[Opening Page text section]

Purpose And Design: We previously documented that there was an association between the intra-tumoral pharmacokinetics (TPK) of 5-FU and response to therapy with 5-FU and leucovorin (p < .0001). Since we have shown that other modulators of 5-FU, such as methotrexate, interferon and neutrexin alter its TPK, it was of interest to determine if the modulating effect of leucovorin would also alter the tumoral PK of 5-FU. In order to determine the effect of leucovorin on intratumoral 5-FU pharmacokinetics, 23 patients (21 evaluable) underwent 19F magnetic resonance spectroscopy (19F-MRS) twice. The first 19F-MRS was following 5-FU 600 mg/m2 alone, and the second 19F-MRS was following by leucovorin 500 mg/m2 and then 5-FU 600 mg/m2.

[Closing Page text section]
[Opening Supplied records section]

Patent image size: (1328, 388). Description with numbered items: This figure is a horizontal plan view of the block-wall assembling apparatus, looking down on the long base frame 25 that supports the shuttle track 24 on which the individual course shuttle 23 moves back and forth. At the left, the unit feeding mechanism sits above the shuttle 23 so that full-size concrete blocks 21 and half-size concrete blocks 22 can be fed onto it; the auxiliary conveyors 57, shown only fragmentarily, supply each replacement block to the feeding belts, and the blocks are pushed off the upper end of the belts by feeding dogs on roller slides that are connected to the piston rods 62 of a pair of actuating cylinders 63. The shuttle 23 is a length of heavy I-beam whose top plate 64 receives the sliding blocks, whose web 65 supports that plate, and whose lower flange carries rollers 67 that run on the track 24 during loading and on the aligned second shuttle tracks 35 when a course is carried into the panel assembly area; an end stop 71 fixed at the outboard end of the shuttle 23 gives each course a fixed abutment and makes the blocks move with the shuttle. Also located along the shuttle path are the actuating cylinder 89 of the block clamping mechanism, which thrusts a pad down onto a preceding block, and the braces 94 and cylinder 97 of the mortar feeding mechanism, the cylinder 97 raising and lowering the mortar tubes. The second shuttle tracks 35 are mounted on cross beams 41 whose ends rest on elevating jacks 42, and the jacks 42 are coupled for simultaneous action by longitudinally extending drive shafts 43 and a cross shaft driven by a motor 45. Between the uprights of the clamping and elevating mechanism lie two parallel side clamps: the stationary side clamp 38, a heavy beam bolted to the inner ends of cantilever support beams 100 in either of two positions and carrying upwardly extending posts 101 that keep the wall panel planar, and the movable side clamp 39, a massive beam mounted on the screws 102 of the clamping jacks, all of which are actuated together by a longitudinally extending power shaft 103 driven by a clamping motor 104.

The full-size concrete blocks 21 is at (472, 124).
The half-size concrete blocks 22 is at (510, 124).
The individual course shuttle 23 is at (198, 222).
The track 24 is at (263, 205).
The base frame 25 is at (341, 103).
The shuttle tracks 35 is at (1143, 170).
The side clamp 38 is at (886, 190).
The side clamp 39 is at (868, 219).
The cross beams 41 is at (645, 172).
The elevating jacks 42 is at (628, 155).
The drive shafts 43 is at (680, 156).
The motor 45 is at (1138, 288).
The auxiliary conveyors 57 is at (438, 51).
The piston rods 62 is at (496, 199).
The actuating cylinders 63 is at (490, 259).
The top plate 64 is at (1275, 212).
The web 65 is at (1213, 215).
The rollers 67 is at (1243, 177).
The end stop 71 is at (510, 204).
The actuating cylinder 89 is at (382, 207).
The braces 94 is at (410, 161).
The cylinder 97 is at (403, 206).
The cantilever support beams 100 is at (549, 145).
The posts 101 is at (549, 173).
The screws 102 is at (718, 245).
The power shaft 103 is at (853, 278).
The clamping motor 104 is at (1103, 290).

[Closing Supplied records section]

### Work instructions
Continue the study description on leucovorin and intratumoral 5-FU pharmacokinetics, picking up after its last sentence.

### Final answer
Results: A comparison of the intratumoral 5-FU pharmacokinetics indicated that there was no general effect of leucovorin on the intratumoral half-life of 5-FU. In only two of these 21 patients was the half-life of 5-FU altered, and in both cases it was decreased by more than 20%. Partial responses to 5-FU plus leucovorin therapy were seen only in patients with a long intratumoral half-life (trapping) of 5-FU (3 PR in 11 patients with T1/2 > or = 20 minutes, compared to 0 PR in 11 patients with T1/2 < 20 minutes). There was a statistically significant correlation between tumor response and the intratumoral T1/2 of 5-FU, consistent with our prior results in a larger number of patients. However, there was no statistically significant correlation of time-to-progression or survival with classification of the patients into trappers or non-trappers, probably due to the small sample size in this current study.
Conclusion: The data reported here are compatible with the hypothesis that leucovorin enhancement of 5-fluorouracil antitumor responses is not mediated by the levels of 5-FU in tumors, but rather, is due to the modulation by leucovorin of cellular metabolic processes that follow the uptake of free 5-FU into the tumor cell. The MRS technique may be useful in selected instances for elucidating the possible metabolic interactions of drugs in vivo.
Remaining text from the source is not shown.